-- Dataset records --

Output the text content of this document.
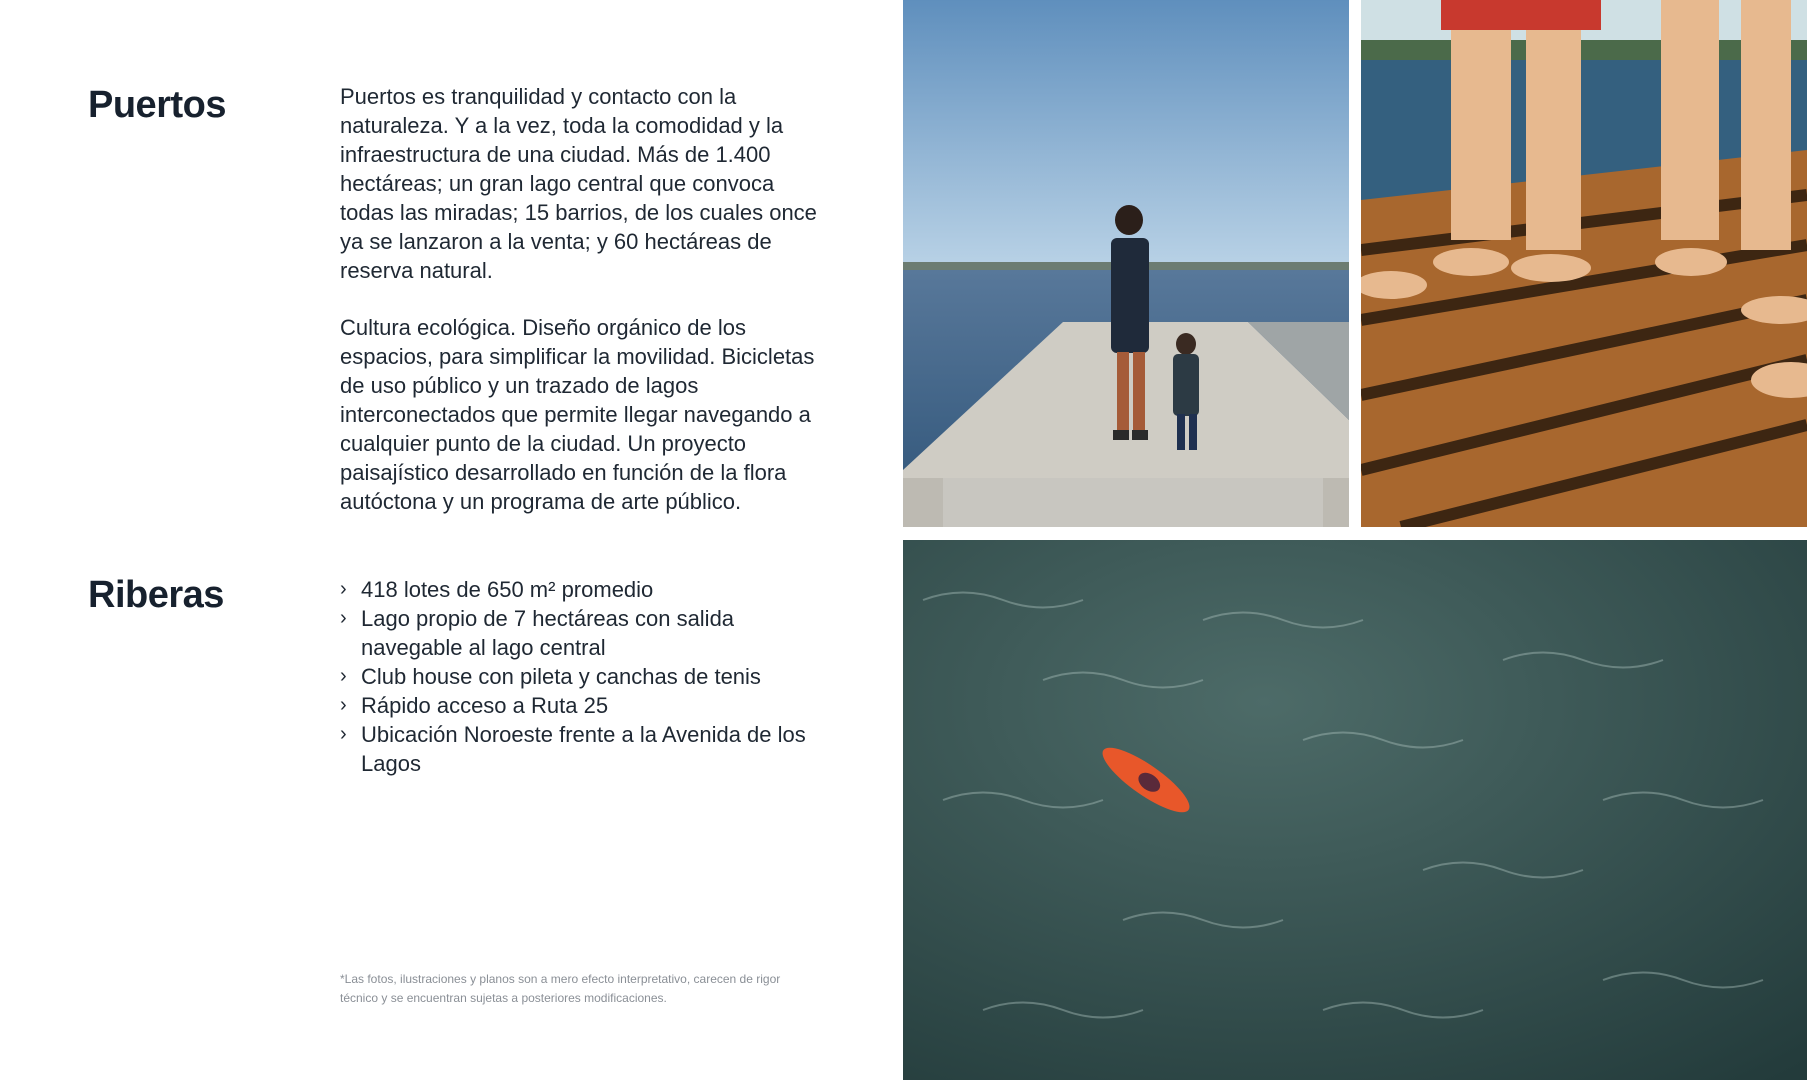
Puertos	Puertos es tranquilidad y contacto con la naturaleza. Y a la vez, toda la comodidad y la infraestructura de una ciudad. Más de 1.400 hectáreas; un gran lago central que convoca todas las miradas; 15 barrios, de los cuales once ya se lanzaron a la venta; y 60 hectáreas de reserva natural.

Cultura ecológica. Diseño orgánico de los espacios, para simplificar la movilidad. Bicicletas de uso público y un trazado de lagos interconectados que permite llegar navegando a cualquier punto de la ciudad. Un proyecto paisajístico desarrollado en función de la flora autóctona y un programa de arte público.

Riberas	› 418 lotes de 650 m² promedio
› Lago propio de 7 hectáreas con salida navegable al lago central
› Club house con pileta y canchas de tenis
› Rápido acceso a Ruta 25
› Ubicación Noroeste frente a la Avenida de los Lagos

*Las fotos, ilustraciones y planos son a mero efecto interpretativo, carecen de rigor técnico y se encuentran sujetas a posteriores modificaciones.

-- Stated exercise --
Reproduce the entries above exactly. Do not include the images.

-- Exercise response --
Output the text content of this document.
Puertos	Puertos es tranquilidad y contacto con la naturaleza. Y a la vez, toda la comodidad y la infraestructura de una ciudad. Más de 1.400 hectáreas; un gran lago central que convoca todas las miradas; 15 barrios, de los cuales once ya se lanzaron a la venta; y 60 hectáreas de reserva natural.

Cultura ecológica. Diseño orgánico de los espacios, para simplificar la movilidad. Bicicletas de uso público y un trazado de lagos interconectados que permite llegar navegando a cualquier punto de la ciudad. Un proyecto paisajístico desarrollado en función de la flora autóctona y un programa de arte público.

Riberas	› 418 lotes de 650 m² promedio
› Lago propio de 7 hectáreas con salida navegable al lago central
› Club house con pileta y canchas de tenis
› Rápido acceso a Ruta 25
› Ubicación Noroeste frente a la Avenida de los Lagos

*Las fotos, ilustraciones y planos son a mero efecto interpretativo, carecen de rigor técnico y se encuentran sujetas a posteriores modificaciones.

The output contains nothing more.